SHORT TASK:
Identify the lines that contain the word "Quality", then copy them.

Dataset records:
____

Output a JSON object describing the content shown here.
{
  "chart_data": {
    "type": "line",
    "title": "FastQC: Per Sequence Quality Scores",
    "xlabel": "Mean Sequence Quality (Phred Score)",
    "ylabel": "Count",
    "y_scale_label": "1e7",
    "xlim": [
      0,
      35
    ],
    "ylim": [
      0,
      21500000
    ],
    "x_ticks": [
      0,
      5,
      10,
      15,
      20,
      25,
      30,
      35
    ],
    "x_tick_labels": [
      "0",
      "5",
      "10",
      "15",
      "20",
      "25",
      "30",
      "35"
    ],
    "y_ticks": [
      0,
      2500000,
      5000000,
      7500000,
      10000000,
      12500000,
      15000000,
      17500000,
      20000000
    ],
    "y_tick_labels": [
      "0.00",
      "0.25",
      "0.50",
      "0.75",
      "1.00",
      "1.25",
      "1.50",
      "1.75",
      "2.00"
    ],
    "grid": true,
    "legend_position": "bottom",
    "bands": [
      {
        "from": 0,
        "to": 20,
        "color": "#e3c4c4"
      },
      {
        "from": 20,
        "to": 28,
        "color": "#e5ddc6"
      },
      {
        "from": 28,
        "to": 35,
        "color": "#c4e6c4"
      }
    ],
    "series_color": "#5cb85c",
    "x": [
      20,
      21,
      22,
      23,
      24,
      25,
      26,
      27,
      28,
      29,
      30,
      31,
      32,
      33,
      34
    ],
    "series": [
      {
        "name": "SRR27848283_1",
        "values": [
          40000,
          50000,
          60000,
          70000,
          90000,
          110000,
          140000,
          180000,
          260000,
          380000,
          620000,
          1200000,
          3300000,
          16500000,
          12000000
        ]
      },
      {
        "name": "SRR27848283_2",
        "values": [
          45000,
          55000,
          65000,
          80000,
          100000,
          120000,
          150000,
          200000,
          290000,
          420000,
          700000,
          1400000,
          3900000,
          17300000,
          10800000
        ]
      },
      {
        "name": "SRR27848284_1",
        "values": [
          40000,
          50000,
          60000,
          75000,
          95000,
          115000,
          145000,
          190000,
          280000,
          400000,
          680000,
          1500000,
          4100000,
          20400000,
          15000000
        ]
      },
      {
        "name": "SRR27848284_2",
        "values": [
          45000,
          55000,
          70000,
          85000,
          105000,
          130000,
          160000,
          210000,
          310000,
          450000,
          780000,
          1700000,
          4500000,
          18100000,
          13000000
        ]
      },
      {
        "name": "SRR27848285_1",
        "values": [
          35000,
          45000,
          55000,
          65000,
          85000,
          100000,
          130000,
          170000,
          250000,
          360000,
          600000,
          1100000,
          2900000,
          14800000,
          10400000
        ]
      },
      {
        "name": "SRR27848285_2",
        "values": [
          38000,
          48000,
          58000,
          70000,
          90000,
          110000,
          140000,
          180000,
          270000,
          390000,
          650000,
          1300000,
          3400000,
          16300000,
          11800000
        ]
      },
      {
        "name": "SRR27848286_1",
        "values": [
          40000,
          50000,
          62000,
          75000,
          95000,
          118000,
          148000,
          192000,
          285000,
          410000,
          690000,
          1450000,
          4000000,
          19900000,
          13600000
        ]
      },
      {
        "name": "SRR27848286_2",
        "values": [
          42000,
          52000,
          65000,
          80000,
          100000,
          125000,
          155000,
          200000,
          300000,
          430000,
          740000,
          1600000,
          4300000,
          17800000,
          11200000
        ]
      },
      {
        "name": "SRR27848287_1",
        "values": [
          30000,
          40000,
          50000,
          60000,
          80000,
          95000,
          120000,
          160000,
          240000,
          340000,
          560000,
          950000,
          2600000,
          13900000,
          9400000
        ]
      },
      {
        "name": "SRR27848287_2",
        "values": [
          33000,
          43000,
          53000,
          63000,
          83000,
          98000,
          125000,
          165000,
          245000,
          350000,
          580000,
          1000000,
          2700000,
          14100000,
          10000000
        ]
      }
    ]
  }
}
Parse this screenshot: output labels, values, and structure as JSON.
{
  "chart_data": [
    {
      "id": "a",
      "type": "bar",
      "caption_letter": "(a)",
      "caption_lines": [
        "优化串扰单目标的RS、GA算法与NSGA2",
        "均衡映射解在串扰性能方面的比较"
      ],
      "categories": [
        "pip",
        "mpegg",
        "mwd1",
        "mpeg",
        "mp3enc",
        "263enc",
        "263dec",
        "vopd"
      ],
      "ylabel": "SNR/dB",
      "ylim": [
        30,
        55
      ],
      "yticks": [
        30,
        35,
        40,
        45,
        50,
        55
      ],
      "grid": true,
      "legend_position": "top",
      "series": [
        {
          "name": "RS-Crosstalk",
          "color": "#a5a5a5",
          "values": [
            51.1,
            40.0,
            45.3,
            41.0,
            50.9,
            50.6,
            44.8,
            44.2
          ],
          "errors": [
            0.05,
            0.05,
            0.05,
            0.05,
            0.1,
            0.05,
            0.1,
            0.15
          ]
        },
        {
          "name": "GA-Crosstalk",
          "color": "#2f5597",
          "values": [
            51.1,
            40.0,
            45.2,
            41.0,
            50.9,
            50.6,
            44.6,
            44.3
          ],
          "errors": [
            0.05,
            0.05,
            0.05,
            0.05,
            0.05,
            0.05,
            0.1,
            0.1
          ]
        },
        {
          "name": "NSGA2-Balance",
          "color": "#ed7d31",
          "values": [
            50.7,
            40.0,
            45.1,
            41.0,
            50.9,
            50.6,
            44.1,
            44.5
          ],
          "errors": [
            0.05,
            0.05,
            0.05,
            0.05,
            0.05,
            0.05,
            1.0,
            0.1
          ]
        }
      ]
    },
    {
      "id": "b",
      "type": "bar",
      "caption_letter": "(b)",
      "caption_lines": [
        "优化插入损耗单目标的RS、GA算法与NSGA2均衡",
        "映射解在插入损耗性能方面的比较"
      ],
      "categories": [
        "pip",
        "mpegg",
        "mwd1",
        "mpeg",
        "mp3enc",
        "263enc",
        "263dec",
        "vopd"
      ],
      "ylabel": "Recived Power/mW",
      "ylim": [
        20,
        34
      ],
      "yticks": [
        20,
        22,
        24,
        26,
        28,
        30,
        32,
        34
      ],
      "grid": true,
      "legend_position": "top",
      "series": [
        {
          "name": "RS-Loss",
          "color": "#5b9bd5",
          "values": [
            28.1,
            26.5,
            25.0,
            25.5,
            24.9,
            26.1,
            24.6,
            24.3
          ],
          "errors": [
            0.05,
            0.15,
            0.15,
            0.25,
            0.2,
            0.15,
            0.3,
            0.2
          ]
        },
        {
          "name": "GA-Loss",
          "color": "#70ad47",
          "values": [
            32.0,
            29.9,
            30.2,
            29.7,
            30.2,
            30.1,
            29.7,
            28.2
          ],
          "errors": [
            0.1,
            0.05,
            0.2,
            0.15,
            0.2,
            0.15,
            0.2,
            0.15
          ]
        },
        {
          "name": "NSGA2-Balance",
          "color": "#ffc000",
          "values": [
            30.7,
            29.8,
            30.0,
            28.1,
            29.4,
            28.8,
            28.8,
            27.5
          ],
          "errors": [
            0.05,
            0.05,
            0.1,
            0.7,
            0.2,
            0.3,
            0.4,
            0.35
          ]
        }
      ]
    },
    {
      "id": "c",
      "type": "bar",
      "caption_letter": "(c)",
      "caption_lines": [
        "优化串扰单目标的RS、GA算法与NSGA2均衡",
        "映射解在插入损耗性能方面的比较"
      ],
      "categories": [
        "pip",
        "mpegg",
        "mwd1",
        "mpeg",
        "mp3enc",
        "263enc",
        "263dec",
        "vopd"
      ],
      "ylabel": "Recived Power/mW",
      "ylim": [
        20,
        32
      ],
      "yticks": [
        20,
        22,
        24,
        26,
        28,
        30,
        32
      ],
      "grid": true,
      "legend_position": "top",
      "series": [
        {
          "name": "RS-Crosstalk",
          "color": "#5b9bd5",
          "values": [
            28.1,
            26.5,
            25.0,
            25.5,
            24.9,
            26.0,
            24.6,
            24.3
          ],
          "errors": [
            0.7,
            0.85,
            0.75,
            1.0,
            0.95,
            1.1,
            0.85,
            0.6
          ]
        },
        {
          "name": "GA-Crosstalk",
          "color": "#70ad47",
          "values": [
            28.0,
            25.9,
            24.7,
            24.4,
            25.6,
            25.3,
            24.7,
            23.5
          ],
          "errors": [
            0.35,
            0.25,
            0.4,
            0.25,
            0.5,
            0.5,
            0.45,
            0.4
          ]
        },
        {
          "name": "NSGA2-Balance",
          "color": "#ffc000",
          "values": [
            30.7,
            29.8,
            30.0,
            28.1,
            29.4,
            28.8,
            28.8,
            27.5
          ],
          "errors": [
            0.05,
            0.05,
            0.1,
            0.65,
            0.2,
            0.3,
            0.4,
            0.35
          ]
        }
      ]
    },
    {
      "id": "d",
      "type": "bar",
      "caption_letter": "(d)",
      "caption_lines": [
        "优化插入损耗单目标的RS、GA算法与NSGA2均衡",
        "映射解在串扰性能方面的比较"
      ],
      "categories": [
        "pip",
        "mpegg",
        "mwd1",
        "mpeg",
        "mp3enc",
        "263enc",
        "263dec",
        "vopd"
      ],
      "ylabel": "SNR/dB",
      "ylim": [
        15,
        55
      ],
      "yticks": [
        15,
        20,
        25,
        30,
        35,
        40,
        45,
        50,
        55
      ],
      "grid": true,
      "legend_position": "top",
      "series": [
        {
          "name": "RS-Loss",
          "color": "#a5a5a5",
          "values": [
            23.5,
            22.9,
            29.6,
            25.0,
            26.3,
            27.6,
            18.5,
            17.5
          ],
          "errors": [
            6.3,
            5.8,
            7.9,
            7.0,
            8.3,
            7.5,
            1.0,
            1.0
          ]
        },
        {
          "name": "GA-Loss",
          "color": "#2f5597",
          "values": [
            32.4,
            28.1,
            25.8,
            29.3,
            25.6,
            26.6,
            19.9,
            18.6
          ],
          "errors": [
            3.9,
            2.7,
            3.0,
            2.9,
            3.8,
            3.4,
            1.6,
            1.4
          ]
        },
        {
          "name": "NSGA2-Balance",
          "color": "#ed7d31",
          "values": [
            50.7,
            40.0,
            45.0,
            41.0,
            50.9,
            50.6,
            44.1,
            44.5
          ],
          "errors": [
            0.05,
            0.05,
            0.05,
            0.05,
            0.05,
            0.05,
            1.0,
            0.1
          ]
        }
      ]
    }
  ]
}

____

RIGHT ANSWER:
    "title": "FastQC: Per Sequence Quality Scores",
    "xlabel": "Mean Sequence Quality (Phred Score)",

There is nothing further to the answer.